- **EXERCISE MATERIALS**

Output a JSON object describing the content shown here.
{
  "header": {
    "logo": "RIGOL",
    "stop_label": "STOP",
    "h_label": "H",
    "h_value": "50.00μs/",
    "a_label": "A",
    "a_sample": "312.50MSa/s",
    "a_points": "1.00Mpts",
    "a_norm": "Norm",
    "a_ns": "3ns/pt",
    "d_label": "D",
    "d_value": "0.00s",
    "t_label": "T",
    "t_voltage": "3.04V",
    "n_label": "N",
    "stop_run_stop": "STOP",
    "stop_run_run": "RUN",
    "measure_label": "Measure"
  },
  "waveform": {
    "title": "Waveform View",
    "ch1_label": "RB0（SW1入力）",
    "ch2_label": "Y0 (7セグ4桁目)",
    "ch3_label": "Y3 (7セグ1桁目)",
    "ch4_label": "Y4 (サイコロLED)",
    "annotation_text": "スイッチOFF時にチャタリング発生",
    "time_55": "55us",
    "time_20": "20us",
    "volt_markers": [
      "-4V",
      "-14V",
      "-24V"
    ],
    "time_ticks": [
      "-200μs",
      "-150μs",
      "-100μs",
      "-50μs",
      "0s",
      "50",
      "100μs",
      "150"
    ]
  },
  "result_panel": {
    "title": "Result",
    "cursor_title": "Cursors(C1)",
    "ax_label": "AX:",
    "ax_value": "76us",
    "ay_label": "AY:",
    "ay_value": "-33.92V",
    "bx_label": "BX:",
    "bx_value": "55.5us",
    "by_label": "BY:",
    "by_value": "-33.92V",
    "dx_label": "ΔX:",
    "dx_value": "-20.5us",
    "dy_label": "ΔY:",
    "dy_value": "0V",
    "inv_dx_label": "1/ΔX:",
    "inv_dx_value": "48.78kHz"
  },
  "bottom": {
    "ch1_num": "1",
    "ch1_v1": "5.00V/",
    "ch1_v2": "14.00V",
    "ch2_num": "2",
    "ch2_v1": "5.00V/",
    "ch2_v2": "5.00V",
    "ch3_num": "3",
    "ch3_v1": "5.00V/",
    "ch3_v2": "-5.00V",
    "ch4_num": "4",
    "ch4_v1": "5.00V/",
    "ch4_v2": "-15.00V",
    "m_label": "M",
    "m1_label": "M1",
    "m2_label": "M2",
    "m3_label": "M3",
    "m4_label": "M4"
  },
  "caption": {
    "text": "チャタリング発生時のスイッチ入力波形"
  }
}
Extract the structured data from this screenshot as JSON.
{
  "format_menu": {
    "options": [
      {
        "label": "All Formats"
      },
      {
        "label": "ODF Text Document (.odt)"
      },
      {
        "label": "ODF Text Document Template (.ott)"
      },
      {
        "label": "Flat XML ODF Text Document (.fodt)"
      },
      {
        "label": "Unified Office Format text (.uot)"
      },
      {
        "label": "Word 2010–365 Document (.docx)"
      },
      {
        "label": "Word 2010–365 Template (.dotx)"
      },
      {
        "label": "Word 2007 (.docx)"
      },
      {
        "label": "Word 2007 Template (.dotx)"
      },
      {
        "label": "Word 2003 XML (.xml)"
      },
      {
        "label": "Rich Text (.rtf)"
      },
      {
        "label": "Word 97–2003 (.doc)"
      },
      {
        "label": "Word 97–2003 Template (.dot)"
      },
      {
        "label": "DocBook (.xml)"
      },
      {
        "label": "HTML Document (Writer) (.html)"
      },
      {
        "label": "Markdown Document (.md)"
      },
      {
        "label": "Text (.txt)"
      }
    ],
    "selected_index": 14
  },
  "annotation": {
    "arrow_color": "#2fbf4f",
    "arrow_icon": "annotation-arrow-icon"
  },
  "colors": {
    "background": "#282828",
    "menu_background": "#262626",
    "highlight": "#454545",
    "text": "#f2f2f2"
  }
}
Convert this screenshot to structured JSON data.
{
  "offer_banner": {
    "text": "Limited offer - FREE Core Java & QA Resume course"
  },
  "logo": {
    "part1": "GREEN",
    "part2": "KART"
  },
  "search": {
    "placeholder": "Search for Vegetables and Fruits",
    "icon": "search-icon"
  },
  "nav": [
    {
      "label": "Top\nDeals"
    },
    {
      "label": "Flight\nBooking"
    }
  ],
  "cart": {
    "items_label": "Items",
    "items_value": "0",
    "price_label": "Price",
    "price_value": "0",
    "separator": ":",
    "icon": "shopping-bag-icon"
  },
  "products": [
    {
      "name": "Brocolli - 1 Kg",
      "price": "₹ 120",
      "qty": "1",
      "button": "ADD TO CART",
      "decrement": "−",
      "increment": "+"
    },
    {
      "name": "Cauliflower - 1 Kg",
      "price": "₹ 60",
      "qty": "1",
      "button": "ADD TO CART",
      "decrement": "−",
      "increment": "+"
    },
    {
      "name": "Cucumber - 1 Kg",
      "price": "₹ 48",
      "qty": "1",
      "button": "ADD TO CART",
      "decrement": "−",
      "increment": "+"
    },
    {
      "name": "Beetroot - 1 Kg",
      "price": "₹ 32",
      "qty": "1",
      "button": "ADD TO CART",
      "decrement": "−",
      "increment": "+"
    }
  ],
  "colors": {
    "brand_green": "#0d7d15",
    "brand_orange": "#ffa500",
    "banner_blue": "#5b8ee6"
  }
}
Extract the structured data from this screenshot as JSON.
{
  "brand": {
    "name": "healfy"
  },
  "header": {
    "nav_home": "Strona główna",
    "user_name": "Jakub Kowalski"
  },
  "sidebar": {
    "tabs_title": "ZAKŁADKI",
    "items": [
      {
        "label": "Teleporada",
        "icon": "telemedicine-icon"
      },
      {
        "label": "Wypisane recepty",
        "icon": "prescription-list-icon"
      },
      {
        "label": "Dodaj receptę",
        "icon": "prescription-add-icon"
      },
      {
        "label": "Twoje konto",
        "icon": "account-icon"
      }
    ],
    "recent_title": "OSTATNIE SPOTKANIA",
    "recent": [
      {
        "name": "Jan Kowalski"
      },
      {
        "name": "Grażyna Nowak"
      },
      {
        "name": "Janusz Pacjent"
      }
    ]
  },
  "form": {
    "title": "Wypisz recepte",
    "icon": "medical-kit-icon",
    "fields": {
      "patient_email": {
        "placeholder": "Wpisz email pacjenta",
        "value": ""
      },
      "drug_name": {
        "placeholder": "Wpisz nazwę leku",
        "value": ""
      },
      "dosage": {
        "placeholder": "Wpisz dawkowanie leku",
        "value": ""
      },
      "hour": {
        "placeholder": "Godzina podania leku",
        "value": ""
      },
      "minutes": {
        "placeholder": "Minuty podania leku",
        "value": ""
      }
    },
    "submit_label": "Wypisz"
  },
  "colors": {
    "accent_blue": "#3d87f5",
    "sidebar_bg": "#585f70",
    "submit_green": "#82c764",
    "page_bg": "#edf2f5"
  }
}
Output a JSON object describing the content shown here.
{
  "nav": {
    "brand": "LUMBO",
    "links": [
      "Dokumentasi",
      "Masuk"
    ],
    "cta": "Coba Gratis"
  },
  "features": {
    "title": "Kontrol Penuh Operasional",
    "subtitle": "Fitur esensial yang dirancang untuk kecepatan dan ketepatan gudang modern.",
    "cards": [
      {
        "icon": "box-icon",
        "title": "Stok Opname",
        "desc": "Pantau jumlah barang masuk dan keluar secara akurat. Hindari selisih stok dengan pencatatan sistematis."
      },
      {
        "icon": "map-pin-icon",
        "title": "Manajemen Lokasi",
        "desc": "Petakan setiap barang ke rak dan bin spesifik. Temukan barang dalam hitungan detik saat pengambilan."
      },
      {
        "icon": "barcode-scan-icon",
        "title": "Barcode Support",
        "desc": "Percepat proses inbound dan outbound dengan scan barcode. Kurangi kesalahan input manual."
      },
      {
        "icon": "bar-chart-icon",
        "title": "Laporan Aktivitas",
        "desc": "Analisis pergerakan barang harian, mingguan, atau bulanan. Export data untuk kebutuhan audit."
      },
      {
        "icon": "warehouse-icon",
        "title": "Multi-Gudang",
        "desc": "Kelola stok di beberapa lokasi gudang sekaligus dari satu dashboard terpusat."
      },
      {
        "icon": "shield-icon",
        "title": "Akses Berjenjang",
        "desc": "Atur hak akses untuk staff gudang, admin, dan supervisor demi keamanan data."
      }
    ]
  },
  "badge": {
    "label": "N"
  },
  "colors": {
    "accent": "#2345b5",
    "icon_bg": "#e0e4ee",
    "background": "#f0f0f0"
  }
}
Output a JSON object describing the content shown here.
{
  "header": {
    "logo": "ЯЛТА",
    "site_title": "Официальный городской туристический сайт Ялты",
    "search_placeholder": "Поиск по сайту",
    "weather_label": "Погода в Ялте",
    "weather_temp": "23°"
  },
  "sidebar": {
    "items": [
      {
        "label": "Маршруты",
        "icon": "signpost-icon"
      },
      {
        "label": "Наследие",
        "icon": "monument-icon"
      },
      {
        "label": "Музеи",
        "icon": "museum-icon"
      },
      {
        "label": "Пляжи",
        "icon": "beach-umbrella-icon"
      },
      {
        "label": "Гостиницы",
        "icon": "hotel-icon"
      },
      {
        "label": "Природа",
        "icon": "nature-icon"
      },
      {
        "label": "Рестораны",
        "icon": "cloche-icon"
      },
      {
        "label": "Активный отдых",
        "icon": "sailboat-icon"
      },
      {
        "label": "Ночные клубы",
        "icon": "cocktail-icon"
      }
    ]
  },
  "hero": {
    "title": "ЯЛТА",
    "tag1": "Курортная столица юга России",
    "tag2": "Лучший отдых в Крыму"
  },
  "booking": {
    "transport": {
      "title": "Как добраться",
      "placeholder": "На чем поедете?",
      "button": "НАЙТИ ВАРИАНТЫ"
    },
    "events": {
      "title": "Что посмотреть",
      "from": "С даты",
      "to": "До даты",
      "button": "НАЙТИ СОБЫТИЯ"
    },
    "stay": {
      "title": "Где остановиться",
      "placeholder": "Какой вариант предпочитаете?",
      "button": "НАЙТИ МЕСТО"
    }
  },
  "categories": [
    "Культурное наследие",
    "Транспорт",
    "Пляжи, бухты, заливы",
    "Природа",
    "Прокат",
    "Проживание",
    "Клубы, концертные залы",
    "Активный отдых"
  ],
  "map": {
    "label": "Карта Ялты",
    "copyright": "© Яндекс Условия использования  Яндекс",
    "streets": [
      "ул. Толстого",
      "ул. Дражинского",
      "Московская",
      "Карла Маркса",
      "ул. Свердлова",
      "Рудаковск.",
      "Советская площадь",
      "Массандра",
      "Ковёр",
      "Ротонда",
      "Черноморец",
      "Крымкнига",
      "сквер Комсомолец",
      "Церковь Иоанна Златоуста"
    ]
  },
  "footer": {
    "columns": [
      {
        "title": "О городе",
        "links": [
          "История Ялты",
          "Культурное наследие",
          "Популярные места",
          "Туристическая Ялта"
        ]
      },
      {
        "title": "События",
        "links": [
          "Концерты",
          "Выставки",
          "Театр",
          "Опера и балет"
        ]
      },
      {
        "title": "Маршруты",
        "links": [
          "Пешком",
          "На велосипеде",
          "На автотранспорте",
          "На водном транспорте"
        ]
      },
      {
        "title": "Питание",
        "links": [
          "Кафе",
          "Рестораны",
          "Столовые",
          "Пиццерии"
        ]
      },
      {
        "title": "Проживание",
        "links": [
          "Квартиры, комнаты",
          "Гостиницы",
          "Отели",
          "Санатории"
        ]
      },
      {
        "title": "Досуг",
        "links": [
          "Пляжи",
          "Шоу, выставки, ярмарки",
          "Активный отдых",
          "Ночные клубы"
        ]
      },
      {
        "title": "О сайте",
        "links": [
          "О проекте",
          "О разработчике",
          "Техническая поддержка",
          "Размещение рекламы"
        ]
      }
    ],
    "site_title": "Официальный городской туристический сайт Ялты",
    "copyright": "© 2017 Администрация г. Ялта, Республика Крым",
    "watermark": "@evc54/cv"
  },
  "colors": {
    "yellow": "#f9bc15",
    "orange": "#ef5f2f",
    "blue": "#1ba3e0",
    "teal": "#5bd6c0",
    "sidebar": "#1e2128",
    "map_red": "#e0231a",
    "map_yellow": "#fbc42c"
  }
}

- **WRITTEN TASK**
All lines in the data that contain the word "Wpisz" should be copied.

- **EXERCISE SOLUTION**
        "placeholder": "Wpisz email pacjenta",
        "placeholder": "Wpisz nazwę leku",
        "placeholder": "Wpisz dawkowanie leku",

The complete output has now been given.